### What is expected
Using the records below, report how many lines hold "thousand", with no extra text.

### Input rows
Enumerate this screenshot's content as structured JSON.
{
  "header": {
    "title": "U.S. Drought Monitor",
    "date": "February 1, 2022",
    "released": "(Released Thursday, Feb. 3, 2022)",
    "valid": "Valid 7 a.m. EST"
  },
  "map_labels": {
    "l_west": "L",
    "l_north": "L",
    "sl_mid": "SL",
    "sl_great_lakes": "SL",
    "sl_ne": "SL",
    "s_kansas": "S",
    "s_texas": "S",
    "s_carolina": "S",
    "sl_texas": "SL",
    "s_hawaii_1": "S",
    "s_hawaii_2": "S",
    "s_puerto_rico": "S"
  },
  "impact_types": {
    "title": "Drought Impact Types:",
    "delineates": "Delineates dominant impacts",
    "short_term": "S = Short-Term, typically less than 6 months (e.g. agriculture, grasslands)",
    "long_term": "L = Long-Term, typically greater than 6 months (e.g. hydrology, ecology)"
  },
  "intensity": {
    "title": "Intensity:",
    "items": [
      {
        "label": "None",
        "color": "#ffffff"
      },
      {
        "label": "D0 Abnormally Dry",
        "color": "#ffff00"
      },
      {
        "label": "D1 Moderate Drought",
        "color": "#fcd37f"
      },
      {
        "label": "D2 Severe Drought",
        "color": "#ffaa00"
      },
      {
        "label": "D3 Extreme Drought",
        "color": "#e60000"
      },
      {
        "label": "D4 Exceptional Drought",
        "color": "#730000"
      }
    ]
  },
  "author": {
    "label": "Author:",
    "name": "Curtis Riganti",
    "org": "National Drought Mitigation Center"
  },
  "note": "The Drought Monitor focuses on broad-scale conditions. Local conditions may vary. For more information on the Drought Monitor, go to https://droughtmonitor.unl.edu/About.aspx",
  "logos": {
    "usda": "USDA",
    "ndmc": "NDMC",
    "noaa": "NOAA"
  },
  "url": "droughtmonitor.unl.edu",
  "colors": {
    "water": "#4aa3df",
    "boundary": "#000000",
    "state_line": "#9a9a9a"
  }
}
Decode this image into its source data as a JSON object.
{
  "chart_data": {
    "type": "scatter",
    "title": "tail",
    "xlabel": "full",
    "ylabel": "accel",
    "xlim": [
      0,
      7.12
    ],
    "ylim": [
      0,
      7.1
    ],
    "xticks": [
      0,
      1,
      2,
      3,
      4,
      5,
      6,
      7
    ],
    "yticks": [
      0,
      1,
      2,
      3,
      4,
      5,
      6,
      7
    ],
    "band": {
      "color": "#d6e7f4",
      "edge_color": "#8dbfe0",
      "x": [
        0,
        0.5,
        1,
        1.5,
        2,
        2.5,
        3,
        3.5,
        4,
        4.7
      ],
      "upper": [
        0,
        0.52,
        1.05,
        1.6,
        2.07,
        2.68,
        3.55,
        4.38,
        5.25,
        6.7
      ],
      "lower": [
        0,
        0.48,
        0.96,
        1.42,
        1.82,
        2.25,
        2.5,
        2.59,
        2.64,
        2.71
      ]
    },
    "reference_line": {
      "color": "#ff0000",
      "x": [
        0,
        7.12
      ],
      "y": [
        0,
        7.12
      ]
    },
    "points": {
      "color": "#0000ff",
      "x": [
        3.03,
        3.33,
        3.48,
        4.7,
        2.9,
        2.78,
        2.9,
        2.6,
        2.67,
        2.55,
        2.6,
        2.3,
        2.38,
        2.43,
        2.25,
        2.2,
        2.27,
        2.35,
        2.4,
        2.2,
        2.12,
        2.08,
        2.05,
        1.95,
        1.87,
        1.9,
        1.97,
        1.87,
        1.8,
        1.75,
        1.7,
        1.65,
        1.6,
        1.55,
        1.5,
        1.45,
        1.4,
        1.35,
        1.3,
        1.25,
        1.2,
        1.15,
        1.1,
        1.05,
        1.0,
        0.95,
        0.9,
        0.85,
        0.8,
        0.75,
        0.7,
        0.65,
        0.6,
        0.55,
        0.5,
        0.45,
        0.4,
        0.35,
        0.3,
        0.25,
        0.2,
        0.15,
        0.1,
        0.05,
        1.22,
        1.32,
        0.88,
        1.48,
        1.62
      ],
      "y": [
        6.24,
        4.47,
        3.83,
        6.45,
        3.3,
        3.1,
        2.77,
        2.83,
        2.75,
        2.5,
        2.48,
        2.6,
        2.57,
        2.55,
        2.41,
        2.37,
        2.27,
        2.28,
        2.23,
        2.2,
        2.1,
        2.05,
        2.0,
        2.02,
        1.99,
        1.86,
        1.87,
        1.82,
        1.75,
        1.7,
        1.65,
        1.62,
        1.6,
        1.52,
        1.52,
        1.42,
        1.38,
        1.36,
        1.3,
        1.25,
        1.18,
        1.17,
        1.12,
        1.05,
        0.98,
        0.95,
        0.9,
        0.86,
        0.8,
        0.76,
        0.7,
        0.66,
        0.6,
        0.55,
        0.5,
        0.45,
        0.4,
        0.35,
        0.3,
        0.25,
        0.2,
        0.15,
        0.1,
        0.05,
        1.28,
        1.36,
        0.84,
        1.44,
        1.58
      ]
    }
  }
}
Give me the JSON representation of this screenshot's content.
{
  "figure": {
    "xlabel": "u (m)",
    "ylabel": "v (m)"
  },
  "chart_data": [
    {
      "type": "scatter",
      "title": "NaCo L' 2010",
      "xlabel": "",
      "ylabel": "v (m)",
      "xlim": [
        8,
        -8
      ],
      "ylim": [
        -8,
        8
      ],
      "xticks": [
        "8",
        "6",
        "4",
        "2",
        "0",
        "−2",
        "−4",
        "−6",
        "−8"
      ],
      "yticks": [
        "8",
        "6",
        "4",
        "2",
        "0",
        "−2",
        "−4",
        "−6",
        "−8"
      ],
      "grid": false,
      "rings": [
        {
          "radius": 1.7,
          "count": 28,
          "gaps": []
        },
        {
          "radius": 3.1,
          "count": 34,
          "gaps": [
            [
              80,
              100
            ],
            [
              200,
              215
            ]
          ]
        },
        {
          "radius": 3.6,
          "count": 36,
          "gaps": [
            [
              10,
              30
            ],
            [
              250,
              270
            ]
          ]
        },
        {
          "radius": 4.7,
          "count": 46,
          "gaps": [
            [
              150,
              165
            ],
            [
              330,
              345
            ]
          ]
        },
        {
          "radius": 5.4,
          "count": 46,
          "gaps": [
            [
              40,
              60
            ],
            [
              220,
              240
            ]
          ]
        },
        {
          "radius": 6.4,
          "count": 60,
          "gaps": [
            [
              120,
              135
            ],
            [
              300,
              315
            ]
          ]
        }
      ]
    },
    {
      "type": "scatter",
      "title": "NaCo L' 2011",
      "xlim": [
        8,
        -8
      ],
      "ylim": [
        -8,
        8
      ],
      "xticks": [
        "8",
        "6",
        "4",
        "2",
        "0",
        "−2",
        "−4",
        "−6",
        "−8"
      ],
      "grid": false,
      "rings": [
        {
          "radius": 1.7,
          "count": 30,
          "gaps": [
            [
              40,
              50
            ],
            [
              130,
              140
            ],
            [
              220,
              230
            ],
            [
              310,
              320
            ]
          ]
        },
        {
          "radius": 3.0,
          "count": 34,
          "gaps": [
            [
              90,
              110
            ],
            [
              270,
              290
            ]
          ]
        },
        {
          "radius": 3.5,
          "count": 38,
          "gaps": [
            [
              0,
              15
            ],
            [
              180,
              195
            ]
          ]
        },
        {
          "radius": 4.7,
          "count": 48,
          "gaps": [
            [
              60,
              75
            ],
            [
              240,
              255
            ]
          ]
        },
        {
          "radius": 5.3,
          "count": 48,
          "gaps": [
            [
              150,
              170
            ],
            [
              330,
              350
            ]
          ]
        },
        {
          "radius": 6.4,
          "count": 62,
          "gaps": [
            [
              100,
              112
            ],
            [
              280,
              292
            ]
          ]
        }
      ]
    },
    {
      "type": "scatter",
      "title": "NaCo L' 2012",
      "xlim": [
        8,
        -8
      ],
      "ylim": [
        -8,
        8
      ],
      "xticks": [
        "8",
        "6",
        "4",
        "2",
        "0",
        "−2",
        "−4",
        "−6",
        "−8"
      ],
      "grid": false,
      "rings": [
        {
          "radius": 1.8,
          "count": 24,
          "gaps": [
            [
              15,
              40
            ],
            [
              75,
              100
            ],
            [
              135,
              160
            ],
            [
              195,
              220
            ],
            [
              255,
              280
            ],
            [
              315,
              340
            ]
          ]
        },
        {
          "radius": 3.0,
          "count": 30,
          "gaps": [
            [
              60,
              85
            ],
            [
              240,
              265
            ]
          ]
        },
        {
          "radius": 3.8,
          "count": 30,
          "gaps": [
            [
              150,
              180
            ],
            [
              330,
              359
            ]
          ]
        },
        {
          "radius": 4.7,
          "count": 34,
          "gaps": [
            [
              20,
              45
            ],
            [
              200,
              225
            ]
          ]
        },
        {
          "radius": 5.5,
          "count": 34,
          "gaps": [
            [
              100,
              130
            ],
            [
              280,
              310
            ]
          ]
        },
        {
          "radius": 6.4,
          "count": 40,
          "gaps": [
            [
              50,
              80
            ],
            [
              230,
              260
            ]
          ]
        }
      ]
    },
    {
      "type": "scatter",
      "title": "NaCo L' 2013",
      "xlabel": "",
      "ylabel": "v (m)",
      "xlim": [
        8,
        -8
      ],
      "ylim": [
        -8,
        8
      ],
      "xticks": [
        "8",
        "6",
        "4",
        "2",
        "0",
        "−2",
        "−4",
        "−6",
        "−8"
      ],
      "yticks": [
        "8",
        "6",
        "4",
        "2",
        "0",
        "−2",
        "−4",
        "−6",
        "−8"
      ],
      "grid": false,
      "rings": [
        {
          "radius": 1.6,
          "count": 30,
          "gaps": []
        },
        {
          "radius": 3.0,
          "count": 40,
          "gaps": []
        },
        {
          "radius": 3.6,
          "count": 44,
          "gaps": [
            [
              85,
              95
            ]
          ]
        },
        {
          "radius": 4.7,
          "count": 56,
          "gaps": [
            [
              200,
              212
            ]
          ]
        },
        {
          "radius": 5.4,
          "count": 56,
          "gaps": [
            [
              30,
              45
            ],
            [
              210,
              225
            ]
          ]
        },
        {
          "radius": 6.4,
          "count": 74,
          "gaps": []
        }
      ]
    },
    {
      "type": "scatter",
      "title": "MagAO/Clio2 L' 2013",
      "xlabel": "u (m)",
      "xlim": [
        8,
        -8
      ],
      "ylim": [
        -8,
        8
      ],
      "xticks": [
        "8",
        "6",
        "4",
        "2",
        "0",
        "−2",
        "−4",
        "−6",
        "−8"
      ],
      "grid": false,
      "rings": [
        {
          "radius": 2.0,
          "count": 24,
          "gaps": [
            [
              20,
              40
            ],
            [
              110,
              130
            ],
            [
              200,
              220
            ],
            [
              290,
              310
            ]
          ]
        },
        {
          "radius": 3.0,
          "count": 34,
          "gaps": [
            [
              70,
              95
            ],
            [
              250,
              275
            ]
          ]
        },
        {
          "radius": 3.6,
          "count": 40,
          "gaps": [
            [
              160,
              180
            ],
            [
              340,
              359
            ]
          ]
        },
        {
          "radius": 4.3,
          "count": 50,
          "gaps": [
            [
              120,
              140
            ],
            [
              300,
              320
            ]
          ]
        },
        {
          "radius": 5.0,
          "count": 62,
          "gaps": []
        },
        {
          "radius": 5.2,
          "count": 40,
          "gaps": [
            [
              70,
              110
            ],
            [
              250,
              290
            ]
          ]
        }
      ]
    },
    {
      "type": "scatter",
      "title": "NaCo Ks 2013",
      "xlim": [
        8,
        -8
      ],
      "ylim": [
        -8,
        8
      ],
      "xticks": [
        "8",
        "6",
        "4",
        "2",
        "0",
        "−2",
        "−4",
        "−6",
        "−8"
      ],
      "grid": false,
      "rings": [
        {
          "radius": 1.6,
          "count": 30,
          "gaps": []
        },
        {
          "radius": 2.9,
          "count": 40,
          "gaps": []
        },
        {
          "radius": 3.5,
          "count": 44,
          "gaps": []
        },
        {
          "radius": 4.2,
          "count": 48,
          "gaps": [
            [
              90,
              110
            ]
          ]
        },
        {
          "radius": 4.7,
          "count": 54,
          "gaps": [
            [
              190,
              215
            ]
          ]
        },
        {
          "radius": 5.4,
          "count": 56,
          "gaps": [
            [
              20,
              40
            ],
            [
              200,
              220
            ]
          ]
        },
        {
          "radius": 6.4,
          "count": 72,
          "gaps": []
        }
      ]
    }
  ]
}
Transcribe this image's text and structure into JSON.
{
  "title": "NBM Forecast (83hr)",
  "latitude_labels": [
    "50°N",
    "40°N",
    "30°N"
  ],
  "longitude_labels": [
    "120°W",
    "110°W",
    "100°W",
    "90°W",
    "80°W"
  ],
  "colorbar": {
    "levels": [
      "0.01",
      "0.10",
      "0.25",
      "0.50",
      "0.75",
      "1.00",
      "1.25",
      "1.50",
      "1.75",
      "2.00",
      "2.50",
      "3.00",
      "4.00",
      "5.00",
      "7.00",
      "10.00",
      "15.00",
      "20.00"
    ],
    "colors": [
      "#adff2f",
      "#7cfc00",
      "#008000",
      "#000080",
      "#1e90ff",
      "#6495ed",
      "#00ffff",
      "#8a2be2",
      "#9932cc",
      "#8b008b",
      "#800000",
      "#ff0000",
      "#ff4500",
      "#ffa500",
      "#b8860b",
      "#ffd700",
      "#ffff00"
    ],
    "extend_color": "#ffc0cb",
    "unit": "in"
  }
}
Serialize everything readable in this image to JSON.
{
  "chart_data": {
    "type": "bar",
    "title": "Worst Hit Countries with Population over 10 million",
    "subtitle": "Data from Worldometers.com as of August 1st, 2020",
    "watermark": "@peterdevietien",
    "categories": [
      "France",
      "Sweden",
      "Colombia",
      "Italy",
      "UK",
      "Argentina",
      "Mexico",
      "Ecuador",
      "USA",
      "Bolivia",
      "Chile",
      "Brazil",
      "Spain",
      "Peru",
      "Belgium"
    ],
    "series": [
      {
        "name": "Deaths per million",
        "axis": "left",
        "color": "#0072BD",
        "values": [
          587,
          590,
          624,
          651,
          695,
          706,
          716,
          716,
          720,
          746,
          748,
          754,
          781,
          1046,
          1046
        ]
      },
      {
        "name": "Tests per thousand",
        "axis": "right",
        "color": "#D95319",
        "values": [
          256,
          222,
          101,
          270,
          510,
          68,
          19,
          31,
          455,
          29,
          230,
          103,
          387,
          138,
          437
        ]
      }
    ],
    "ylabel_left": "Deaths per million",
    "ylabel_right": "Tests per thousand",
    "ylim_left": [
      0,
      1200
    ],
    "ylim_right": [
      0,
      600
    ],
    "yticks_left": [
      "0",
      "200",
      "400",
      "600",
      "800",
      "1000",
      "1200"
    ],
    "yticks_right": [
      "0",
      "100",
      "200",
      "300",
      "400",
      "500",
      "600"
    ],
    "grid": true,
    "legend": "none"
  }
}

### Response to the task
2